:: EXERCISE DATA ::

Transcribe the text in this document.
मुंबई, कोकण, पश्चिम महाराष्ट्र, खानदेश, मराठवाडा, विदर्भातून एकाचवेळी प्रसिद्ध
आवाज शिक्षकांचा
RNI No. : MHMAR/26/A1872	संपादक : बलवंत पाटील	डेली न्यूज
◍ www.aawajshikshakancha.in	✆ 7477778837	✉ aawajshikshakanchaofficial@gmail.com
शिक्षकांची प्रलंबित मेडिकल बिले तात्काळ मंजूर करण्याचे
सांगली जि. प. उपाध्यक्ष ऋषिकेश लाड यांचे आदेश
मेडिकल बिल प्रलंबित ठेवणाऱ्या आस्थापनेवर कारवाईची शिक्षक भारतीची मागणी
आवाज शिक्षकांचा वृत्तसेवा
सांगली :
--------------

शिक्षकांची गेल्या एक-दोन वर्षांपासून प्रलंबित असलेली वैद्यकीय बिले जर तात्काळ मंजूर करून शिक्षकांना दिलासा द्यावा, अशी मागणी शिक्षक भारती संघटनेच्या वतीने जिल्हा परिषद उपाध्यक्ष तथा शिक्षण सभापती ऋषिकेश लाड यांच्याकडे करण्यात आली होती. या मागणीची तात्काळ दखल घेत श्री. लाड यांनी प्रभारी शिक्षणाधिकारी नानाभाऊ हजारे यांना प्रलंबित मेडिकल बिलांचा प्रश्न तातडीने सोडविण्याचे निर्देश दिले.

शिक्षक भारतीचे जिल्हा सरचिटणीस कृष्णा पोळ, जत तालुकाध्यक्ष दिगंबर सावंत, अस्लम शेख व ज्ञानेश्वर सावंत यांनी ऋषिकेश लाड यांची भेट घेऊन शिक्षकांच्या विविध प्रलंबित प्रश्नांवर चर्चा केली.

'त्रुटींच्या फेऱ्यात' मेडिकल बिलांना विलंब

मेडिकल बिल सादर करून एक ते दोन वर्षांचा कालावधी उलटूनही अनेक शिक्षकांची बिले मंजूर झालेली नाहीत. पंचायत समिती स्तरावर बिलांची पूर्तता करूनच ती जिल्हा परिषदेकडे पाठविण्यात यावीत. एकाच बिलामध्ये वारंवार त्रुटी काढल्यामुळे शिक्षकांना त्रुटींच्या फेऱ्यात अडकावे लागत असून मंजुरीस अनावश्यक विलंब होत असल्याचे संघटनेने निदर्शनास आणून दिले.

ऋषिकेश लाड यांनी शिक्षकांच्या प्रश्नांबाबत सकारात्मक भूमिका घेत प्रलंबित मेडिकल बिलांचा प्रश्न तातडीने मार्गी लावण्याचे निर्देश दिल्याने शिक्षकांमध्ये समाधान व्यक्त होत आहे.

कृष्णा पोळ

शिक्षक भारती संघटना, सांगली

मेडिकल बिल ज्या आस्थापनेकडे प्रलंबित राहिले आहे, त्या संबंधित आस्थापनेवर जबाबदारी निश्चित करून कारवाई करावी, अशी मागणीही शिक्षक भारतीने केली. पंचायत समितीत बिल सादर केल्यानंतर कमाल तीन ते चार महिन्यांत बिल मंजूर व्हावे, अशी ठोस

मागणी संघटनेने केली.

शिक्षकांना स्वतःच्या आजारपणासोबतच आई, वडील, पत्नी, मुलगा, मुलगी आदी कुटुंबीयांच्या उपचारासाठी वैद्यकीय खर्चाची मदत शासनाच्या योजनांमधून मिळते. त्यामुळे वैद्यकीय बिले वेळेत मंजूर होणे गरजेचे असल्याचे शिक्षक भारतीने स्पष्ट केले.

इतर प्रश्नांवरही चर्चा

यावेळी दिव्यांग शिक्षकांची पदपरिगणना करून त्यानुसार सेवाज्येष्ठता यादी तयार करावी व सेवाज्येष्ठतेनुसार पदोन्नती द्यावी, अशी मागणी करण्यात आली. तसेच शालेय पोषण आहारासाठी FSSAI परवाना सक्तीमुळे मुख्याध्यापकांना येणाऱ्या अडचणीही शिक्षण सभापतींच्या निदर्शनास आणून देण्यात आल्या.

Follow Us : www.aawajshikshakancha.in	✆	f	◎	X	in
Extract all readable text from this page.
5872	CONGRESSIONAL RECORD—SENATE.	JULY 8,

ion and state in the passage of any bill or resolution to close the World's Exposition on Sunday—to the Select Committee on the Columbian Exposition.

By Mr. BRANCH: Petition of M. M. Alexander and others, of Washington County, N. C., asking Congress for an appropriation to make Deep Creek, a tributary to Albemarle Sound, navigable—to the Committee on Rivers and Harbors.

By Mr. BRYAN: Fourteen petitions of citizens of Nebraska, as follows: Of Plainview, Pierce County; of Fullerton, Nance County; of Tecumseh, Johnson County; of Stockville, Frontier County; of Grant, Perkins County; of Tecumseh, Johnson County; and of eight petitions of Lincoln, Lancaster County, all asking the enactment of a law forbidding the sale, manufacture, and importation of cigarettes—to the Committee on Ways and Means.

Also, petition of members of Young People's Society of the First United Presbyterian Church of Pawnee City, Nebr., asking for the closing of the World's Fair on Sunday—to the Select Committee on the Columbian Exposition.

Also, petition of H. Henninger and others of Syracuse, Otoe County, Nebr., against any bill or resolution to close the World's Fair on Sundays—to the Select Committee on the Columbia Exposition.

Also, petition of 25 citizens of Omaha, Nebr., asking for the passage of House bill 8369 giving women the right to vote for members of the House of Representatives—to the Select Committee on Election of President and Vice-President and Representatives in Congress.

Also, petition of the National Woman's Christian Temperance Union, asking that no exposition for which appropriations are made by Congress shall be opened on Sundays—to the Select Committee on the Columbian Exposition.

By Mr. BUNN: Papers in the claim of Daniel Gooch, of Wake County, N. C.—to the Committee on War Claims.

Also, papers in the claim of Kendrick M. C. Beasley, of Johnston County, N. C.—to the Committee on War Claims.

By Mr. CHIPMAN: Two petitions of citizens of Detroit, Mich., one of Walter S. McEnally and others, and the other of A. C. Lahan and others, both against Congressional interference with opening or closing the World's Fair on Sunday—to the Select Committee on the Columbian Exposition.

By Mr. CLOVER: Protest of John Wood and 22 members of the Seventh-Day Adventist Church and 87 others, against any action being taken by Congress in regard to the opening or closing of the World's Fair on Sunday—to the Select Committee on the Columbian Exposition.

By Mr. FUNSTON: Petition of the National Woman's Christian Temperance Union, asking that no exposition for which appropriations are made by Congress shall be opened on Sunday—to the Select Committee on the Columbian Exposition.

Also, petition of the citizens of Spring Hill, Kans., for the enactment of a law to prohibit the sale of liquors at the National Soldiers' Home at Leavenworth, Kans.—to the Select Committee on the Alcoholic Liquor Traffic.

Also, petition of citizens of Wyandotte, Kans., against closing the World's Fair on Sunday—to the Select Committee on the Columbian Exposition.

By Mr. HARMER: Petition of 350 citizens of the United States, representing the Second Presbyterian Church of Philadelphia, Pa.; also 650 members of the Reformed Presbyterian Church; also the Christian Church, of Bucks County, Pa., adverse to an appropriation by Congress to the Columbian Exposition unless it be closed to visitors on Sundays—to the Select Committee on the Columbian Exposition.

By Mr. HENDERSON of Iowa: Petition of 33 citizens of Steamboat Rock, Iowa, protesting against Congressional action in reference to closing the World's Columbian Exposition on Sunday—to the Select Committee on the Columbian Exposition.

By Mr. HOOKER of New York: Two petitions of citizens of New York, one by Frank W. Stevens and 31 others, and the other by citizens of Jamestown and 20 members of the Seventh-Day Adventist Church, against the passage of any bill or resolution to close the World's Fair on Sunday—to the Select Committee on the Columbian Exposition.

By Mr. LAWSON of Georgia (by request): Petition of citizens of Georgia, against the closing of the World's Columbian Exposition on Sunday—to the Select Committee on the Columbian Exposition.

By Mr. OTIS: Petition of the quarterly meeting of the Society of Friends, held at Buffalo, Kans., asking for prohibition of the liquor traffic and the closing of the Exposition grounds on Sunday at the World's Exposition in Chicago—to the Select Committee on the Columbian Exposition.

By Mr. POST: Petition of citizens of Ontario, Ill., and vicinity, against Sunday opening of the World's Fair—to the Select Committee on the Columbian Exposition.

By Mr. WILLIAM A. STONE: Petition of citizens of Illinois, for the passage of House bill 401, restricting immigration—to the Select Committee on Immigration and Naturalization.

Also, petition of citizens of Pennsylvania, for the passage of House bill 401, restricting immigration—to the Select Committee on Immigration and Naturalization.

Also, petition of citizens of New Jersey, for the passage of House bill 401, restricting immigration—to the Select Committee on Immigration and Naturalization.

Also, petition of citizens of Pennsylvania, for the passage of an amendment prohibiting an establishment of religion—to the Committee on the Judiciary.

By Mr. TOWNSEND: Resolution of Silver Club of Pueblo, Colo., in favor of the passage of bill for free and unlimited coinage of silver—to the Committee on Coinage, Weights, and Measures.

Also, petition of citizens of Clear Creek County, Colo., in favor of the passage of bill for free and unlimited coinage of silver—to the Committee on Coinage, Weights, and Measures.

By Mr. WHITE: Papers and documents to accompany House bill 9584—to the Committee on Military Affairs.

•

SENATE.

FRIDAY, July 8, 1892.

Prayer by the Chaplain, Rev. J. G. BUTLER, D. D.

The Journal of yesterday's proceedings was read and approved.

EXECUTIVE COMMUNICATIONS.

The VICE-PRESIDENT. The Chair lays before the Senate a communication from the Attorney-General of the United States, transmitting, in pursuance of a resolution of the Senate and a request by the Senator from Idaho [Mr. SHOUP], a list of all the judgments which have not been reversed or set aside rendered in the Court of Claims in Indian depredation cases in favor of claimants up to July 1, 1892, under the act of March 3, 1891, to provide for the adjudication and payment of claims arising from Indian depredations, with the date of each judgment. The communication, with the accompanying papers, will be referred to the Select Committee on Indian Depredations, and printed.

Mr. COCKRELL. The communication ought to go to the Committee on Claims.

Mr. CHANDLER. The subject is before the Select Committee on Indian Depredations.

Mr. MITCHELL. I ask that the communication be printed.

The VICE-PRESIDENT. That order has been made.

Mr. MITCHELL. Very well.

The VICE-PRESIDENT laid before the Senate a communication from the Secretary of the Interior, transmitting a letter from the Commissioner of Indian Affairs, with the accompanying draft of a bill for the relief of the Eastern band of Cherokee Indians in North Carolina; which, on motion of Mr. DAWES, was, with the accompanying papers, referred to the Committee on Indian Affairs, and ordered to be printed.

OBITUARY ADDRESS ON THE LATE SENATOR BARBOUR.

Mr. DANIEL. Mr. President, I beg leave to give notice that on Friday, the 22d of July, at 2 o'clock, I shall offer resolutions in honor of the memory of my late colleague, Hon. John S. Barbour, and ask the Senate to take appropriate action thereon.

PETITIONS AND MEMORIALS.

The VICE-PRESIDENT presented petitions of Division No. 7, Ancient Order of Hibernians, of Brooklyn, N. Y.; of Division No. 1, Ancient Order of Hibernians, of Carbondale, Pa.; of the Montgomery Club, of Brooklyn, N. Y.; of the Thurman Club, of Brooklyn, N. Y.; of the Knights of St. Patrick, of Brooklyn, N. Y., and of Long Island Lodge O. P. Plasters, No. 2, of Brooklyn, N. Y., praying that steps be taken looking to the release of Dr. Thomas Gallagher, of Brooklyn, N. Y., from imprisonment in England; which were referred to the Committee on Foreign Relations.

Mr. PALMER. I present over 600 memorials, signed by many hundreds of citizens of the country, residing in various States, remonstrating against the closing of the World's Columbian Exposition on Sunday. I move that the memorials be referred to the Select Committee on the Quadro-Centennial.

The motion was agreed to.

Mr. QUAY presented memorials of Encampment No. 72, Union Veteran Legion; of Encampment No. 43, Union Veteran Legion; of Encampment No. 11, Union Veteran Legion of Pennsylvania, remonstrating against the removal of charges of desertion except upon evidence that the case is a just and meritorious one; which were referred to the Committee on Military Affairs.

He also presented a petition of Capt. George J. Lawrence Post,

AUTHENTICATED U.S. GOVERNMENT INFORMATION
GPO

:::

Take each line containing the string "Colo" and copy it out.

By Mr. TOWNSEND: Resolution of Silver Club of Pueblo, Colo., in favor of the passage of bill for free and unlimited coinage of silver—to the Committee on Coinage, Weights, and Measures.
Also, petition of citizens of Clear Creek County, Colo., in favor of the passage of bill for free and unlimited coinage of silver—to the Committee on Coinage, Weights, and Measures.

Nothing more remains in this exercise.